» EXERCISE DIRECTIONS:
Check each line for the word "this" and give how many have it. Say nothing else.

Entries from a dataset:
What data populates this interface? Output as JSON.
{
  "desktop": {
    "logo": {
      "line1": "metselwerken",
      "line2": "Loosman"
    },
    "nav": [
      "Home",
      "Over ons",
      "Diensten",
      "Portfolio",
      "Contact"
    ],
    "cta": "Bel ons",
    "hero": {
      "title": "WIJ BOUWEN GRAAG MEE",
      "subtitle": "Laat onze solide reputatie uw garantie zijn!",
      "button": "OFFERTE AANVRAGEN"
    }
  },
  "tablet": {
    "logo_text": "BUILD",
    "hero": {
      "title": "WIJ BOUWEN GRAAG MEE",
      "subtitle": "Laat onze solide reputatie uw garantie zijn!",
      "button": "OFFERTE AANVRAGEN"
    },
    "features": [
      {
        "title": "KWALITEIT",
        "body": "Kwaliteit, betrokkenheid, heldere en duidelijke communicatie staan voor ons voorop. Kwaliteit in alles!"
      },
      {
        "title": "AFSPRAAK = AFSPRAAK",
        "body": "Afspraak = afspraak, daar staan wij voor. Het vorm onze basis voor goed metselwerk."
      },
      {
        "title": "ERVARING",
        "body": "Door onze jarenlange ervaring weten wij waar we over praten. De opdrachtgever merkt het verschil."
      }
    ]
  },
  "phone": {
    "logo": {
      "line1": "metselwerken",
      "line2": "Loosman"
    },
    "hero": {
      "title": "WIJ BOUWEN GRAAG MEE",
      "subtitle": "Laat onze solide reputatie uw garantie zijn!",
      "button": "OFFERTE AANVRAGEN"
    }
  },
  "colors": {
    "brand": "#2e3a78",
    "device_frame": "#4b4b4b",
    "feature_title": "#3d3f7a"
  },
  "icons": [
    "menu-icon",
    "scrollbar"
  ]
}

---

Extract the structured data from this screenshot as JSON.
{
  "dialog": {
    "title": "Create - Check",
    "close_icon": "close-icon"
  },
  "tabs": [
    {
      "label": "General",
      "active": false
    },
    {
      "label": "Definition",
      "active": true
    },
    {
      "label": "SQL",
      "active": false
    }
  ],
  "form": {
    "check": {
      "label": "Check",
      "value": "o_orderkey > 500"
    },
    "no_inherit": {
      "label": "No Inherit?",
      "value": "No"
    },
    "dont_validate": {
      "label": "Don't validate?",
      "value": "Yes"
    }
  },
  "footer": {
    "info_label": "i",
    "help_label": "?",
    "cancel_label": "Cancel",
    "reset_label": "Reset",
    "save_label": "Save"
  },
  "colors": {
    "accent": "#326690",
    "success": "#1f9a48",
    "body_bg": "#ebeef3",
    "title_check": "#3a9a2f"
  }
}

» TASK RESPONSE:
2